Part of a data file>
··········

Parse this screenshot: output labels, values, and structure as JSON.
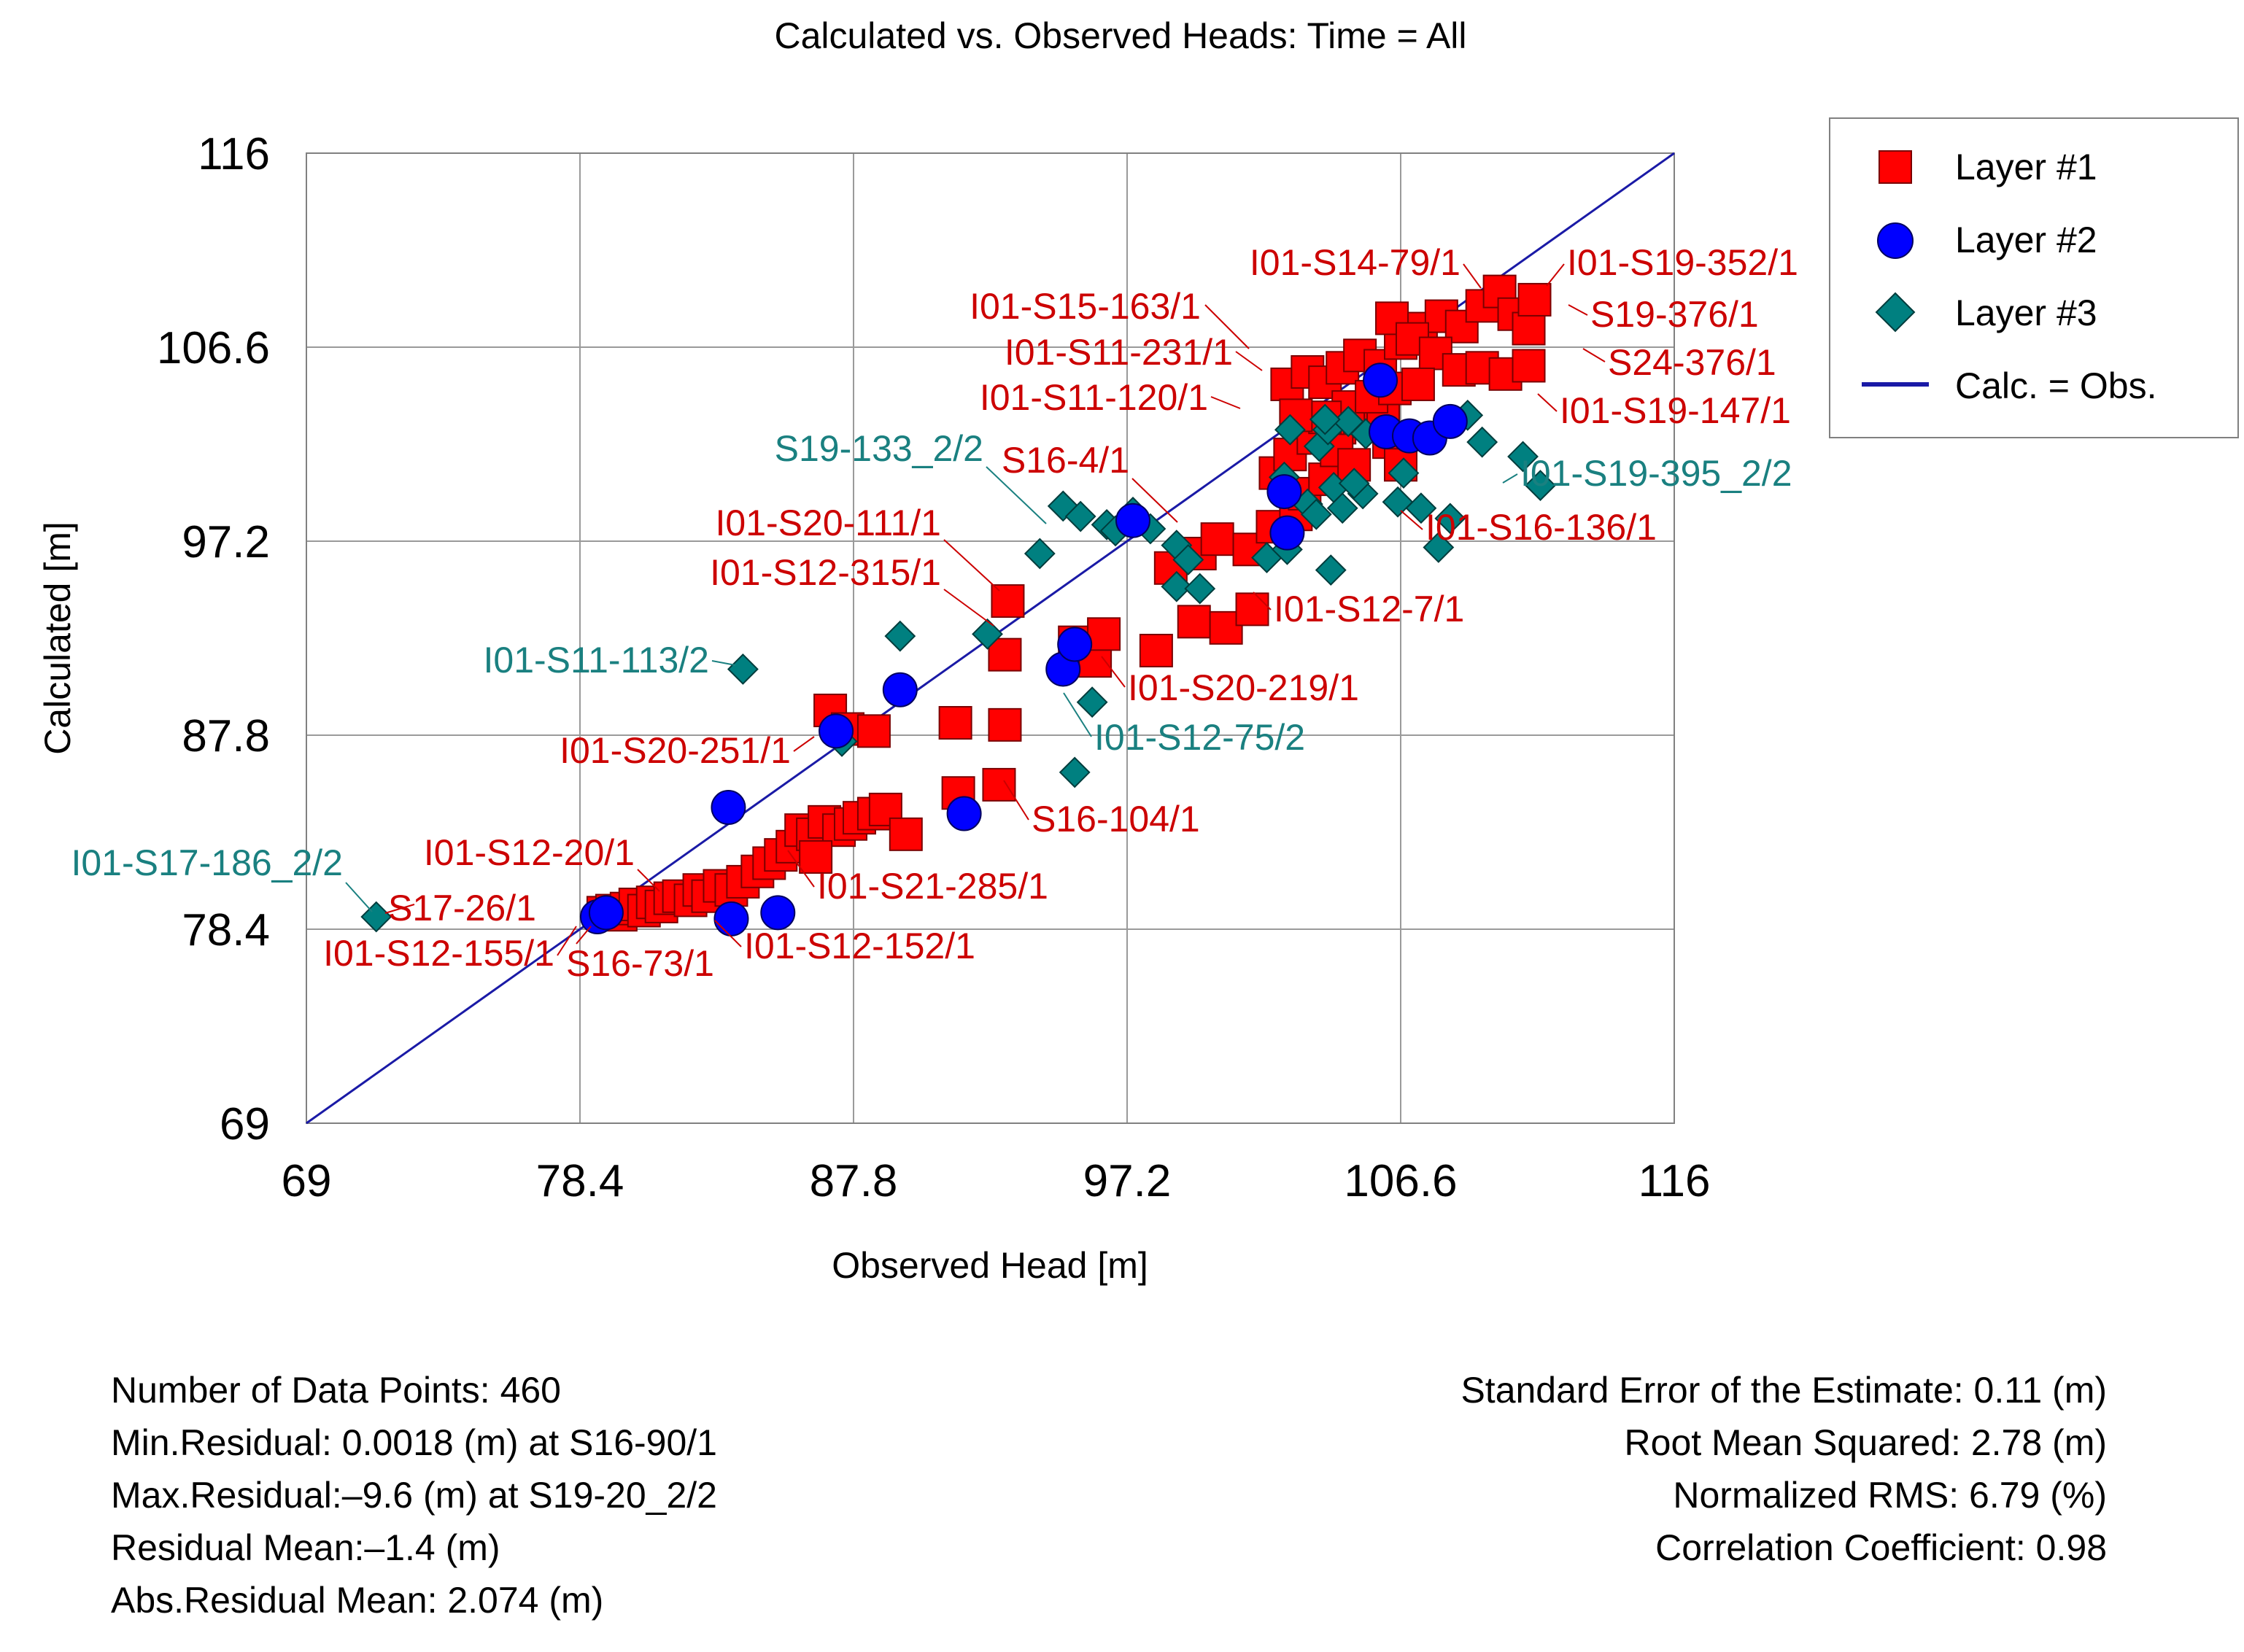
{
  "chart_data": {
    "type": "scatter",
    "title": "Calculated vs. Observed Heads: Time = All",
    "xlabel": "Observed Head [m]",
    "ylabel": "Calculated [m]",
    "xlim": [
      69,
      116
    ],
    "ylim": [
      69,
      116
    ],
    "xticks": [
      "69",
      "78.4",
      "87.8",
      "97.2",
      "106.6",
      "116"
    ],
    "yticks": [
      "69",
      "78.4",
      "87.8",
      "97.2",
      "106.6",
      "116"
    ],
    "grid": true,
    "legend_position": "top-right",
    "legend": [
      "Layer #1",
      "Layer #2",
      "Layer #3",
      "Calc. = Obs."
    ],
    "colors": {
      "layer1": "#ff0000",
      "layer2": "#0000ff",
      "layer3": "#008080",
      "line": "#1a1aa6",
      "label_red": "#cc0000",
      "label_teal": "#1a8080"
    },
    "series": [
      {
        "name": "Layer #1",
        "marker": "square",
        "points": [
          [
            79.2,
            79.2
          ],
          [
            79.5,
            79.3
          ],
          [
            79.8,
            79.1
          ],
          [
            80.0,
            79.4
          ],
          [
            80.3,
            79.6
          ],
          [
            80.6,
            79.3
          ],
          [
            80.9,
            79.7
          ],
          [
            81.2,
            79.5
          ],
          [
            81.5,
            79.9
          ],
          [
            81.8,
            80.0
          ],
          [
            82.2,
            79.8
          ],
          [
            82.5,
            80.3
          ],
          [
            82.8,
            80.0
          ],
          [
            83.2,
            80.5
          ],
          [
            83.6,
            80.3
          ],
          [
            84.0,
            80.7
          ],
          [
            84.5,
            81.2
          ],
          [
            84.9,
            81.6
          ],
          [
            85.3,
            82.0
          ],
          [
            85.7,
            82.4
          ],
          [
            86.0,
            83.2
          ],
          [
            86.4,
            83.0
          ],
          [
            86.8,
            83.6
          ],
          [
            87.3,
            83.2
          ],
          [
            87.7,
            83.5
          ],
          [
            88.0,
            83.8
          ],
          [
            88.5,
            84.0
          ],
          [
            88.9,
            84.2
          ],
          [
            89.6,
            83.0
          ],
          [
            91.4,
            85.0
          ],
          [
            92.8,
            85.4
          ],
          [
            86.5,
            81.9
          ],
          [
            87.0,
            89.0
          ],
          [
            87.6,
            88.1
          ],
          [
            88.5,
            88.0
          ],
          [
            91.3,
            88.4
          ],
          [
            93.0,
            88.3
          ],
          [
            93.0,
            91.7
          ],
          [
            93.1,
            94.3
          ],
          [
            95.4,
            92.3
          ],
          [
            96.1,
            91.4
          ],
          [
            96.4,
            92.7
          ],
          [
            98.2,
            91.9
          ],
          [
            99.5,
            93.3
          ],
          [
            100.6,
            93.0
          ],
          [
            101.5,
            93.9
          ],
          [
            98.7,
            95.9
          ],
          [
            99.7,
            96.6
          ],
          [
            100.3,
            97.3
          ],
          [
            101.4,
            96.8
          ],
          [
            102.2,
            97.9
          ],
          [
            103.0,
            98.5
          ],
          [
            103.3,
            99.5
          ],
          [
            104.0,
            100.2
          ],
          [
            102.3,
            100.5
          ],
          [
            102.8,
            101.4
          ],
          [
            103.6,
            102.2
          ],
          [
            104.5,
            102.7
          ],
          [
            105.2,
            103.0
          ],
          [
            106.0,
            103.3
          ],
          [
            106.2,
            102.0
          ],
          [
            106.6,
            100.9
          ],
          [
            102.7,
            104.8
          ],
          [
            103.4,
            105.4
          ],
          [
            104.0,
            104.9
          ],
          [
            104.6,
            105.6
          ],
          [
            105.2,
            106.2
          ],
          [
            105.9,
            105.7
          ],
          [
            106.6,
            106.8
          ],
          [
            107.3,
            107.5
          ],
          [
            108.0,
            108.1
          ],
          [
            108.7,
            107.6
          ],
          [
            109.4,
            108.6
          ],
          [
            110.0,
            109.3
          ],
          [
            110.5,
            108.2
          ],
          [
            111.0,
            107.5
          ],
          [
            106.3,
            108.0
          ],
          [
            107.0,
            107.0
          ],
          [
            107.8,
            106.3
          ],
          [
            108.6,
            105.5
          ],
          [
            109.4,
            105.6
          ],
          [
            110.2,
            105.3
          ],
          [
            111.0,
            105.7
          ],
          [
            111.2,
            108.9
          ],
          [
            104.8,
            103.7
          ],
          [
            105.6,
            104.2
          ],
          [
            106.4,
            104.6
          ],
          [
            107.2,
            104.8
          ],
          [
            104.0,
            103.2
          ],
          [
            103.0,
            103.3
          ],
          [
            104.4,
            101.6
          ],
          [
            105.0,
            100.9
          ]
        ]
      },
      {
        "name": "Layer #2",
        "marker": "circle",
        "points": [
          [
            79.0,
            79.0
          ],
          [
            79.3,
            79.2
          ],
          [
            83.6,
            78.9
          ],
          [
            85.2,
            79.2
          ],
          [
            83.5,
            84.3
          ],
          [
            87.2,
            88.0
          ],
          [
            89.4,
            90.0
          ],
          [
            91.6,
            84.0
          ],
          [
            95.0,
            91.0
          ],
          [
            95.4,
            92.2
          ],
          [
            97.4,
            98.2
          ],
          [
            102.6,
            99.6
          ],
          [
            102.7,
            97.6
          ],
          [
            105.9,
            105.0
          ],
          [
            106.1,
            102.5
          ],
          [
            106.9,
            102.3
          ],
          [
            107.6,
            102.2
          ],
          [
            108.3,
            103.0
          ]
        ]
      },
      {
        "name": "Layer #3",
        "marker": "diamond",
        "points": [
          [
            71.4,
            79.0
          ],
          [
            84.0,
            91.0
          ],
          [
            87.4,
            87.5
          ],
          [
            89.4,
            92.6
          ],
          [
            92.4,
            92.7
          ],
          [
            94.2,
            96.6
          ],
          [
            95.0,
            98.9
          ],
          [
            95.6,
            98.4
          ],
          [
            96.5,
            98.0
          ],
          [
            96.8,
            97.7
          ],
          [
            97.4,
            98.6
          ],
          [
            98.0,
            97.8
          ],
          [
            98.9,
            97.0
          ],
          [
            99.3,
            96.3
          ],
          [
            98.9,
            95.0
          ],
          [
            99.7,
            94.9
          ],
          [
            102.0,
            96.4
          ],
          [
            102.7,
            96.8
          ],
          [
            102.6,
            100.3
          ],
          [
            103.4,
            99.0
          ],
          [
            103.7,
            98.5
          ],
          [
            104.3,
            99.8
          ],
          [
            104.6,
            98.8
          ],
          [
            105.3,
            99.5
          ],
          [
            103.8,
            101.8
          ],
          [
            104.1,
            102.6
          ],
          [
            104.8,
            103.0
          ],
          [
            105.4,
            102.4
          ],
          [
            106.2,
            102.6
          ],
          [
            106.5,
            99.1
          ],
          [
            106.7,
            100.5
          ],
          [
            107.3,
            98.8
          ],
          [
            107.9,
            96.9
          ],
          [
            108.3,
            98.3
          ],
          [
            108.9,
            103.3
          ],
          [
            109.4,
            102.0
          ],
          [
            110.8,
            101.3
          ],
          [
            111.4,
            99.9
          ],
          [
            104.2,
            95.8
          ],
          [
            95.4,
            86.0
          ],
          [
            96.0,
            89.4
          ],
          [
            102.8,
            102.6
          ],
          [
            104.0,
            103.1
          ],
          [
            105.0,
            100.0
          ]
        ]
      }
    ],
    "reference_line": {
      "name": "Calc. = Obs.",
      "x": [
        69,
        116
      ],
      "y": [
        69,
        116
      ]
    },
    "annotations": [
      {
        "text": "I01-S14-79/1",
        "color": "red"
      },
      {
        "text": "I01-S19-352/1",
        "color": "red"
      },
      {
        "text": "I01-S15-163/1",
        "color": "red"
      },
      {
        "text": "S19-376/1",
        "color": "red"
      },
      {
        "text": "I01-S11-231/1",
        "color": "red"
      },
      {
        "text": "S24-376/1",
        "color": "red"
      },
      {
        "text": "I01-S11-120/1",
        "color": "red"
      },
      {
        "text": "I01-S19-147/1",
        "color": "red"
      },
      {
        "text": "S19-133_2/2",
        "color": "teal"
      },
      {
        "text": "S16-4/1",
        "color": "red"
      },
      {
        "text": "I01-S19-395_2/2",
        "color": "teal"
      },
      {
        "text": "I01-S20-111/1",
        "color": "red"
      },
      {
        "text": "I01-S16-136/1",
        "color": "red"
      },
      {
        "text": "I01-S12-315/1",
        "color": "red"
      },
      {
        "text": "I01-S12-7/1",
        "color": "red"
      },
      {
        "text": "I01-S11-113/2",
        "color": "teal"
      },
      {
        "text": "I01-S20-219/1",
        "color": "red"
      },
      {
        "text": "I01-S20-251/1",
        "color": "red"
      },
      {
        "text": "I01-S12-75/2",
        "color": "teal"
      },
      {
        "text": "S16-104/1",
        "color": "red"
      },
      {
        "text": "I01-S12-20/1",
        "color": "red"
      },
      {
        "text": "I01-S21-285/1",
        "color": "red"
      },
      {
        "text": "I01-S17-186_2/2",
        "color": "teal"
      },
      {
        "text": "S17-26/1",
        "color": "red"
      },
      {
        "text": "I01-S12-155/1",
        "color": "red"
      },
      {
        "text": "S16-73/1",
        "color": "red"
      },
      {
        "text": "I01-S12-152/1",
        "color": "red"
      }
    ]
  },
  "stats": {
    "left": [
      "Number of Data Points: 460",
      "Min.Residual: 0.0018 (m) at S16-90/1",
      "Max.Residual:–9.6 (m) at S19-20_2/2",
      "Residual Mean:–1.4 (m)",
      "Abs.Residual Mean: 2.074 (m)"
    ],
    "right": [
      "Standard Error of the Estimate: 0.11 (m)",
      "Root Mean Squared: 2.78 (m)",
      "Normalized RMS: 6.79 (%)",
      "Correlation Coefficient: 0.98"
    ]
  }
}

··········

What is expected> Among the lines of the data above, determine how many contain the word "Mean". Report the number alone.

Written answer> 3